_Work to do_: Copy every line of the listing that holds the string "unrelated".

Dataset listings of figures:
::::::::::

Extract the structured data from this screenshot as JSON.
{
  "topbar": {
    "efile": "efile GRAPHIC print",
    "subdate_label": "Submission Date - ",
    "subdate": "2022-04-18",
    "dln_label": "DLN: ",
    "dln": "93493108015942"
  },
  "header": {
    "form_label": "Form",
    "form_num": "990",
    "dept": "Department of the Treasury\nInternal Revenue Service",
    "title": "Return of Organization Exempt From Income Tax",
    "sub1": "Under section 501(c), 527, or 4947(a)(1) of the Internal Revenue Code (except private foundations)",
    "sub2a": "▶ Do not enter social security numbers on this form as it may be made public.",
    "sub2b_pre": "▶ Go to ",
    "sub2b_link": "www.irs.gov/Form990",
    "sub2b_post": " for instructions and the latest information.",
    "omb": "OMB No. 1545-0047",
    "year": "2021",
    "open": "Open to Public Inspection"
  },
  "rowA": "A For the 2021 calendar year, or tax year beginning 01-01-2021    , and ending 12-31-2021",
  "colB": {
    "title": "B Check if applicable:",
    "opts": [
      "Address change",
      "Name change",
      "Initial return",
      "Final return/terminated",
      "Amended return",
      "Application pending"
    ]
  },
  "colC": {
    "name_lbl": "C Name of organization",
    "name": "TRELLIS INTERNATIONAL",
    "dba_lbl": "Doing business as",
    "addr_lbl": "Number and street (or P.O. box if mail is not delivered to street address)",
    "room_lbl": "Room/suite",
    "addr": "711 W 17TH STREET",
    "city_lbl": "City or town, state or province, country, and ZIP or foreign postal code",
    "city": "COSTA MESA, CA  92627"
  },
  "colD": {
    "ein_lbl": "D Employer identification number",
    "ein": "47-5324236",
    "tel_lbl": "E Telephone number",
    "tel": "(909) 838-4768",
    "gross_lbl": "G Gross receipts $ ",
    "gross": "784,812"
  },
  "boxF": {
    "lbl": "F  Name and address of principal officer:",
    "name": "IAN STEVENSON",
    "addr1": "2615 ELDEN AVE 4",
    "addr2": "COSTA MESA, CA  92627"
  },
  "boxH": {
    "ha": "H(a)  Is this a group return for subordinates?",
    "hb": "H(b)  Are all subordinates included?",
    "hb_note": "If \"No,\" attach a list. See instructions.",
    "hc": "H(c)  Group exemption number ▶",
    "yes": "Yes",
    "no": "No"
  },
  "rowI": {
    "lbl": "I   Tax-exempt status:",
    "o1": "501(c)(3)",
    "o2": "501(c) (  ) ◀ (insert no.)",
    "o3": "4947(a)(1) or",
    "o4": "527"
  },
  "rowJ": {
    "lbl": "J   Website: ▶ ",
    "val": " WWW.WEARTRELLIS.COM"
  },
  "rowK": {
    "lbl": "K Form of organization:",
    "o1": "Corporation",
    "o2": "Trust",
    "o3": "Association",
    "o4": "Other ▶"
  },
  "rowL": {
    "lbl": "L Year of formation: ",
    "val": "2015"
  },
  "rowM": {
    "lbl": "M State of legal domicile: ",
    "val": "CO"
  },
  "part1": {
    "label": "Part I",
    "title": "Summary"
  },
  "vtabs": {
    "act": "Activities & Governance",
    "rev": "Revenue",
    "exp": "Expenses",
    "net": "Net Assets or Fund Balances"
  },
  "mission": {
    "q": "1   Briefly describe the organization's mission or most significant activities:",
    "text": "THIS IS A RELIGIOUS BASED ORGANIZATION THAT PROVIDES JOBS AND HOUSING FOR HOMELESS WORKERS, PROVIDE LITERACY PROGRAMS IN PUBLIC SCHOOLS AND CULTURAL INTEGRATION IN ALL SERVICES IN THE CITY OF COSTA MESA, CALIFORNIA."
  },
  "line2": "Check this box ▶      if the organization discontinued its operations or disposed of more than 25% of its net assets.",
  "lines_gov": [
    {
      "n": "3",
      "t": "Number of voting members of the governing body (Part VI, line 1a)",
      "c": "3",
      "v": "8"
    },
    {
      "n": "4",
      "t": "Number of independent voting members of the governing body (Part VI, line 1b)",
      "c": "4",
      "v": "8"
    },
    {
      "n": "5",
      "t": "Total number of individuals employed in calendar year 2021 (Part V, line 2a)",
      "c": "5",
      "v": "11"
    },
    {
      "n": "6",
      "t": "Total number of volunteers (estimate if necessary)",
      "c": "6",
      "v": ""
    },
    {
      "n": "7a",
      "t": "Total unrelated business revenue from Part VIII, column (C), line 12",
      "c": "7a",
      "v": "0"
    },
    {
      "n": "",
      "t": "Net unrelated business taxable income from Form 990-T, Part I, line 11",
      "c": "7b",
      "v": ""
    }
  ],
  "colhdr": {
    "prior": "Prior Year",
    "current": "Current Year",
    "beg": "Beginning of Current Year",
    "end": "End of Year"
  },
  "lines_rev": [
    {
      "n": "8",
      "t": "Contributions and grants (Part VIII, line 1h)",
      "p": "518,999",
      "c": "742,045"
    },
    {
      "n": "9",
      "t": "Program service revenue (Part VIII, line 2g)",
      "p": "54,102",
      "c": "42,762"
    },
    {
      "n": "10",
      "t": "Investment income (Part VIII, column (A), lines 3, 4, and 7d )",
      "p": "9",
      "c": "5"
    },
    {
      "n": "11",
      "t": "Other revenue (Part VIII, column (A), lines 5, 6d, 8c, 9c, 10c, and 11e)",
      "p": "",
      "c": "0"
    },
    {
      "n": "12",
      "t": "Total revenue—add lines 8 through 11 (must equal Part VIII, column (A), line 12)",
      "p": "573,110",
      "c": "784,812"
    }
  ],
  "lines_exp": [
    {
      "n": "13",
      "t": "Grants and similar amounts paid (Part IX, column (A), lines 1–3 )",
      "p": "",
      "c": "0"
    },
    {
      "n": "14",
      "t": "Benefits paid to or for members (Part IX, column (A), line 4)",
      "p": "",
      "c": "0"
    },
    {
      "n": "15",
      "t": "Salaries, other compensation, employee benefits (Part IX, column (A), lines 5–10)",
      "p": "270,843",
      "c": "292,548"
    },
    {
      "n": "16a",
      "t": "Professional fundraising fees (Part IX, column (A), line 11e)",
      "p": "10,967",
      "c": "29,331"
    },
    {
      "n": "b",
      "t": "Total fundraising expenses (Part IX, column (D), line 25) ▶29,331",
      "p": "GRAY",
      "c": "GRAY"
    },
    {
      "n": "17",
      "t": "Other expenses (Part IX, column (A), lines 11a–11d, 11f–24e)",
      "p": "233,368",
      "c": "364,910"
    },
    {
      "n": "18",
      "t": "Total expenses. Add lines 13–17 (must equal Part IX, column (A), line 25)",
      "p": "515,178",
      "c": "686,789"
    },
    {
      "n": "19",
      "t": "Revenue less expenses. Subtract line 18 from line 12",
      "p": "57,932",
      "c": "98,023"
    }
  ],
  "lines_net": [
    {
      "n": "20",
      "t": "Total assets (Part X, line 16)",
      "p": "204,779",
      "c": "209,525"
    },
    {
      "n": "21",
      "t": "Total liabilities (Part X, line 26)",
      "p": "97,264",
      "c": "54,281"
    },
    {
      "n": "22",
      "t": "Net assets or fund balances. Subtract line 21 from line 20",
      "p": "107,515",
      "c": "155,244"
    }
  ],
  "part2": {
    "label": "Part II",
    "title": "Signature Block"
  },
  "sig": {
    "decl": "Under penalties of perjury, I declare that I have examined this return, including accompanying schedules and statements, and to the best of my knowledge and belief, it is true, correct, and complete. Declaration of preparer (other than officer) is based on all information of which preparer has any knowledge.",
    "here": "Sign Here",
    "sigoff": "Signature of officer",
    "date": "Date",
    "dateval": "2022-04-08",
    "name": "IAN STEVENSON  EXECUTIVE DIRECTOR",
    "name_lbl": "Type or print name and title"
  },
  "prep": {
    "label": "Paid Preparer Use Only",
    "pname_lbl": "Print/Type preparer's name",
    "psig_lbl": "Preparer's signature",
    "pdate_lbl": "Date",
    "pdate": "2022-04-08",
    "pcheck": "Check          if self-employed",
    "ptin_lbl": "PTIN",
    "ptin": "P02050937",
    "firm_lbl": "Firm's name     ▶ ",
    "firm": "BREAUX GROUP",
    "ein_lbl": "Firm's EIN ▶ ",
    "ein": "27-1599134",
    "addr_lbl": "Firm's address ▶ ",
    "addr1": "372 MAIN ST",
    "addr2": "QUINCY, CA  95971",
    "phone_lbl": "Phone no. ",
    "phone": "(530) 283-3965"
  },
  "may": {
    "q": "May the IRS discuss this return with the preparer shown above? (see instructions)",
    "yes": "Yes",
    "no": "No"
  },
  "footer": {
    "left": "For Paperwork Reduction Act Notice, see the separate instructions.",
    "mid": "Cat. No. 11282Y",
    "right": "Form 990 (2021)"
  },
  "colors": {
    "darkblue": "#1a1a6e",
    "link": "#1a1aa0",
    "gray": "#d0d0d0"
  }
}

::::::::::

_Finished exercise_:
      "t": "Total unrelated business revenue from Part VIII, column (C), line 12",
      "t": "Net unrelated business taxable income from Form 990-T, Part I, line 11",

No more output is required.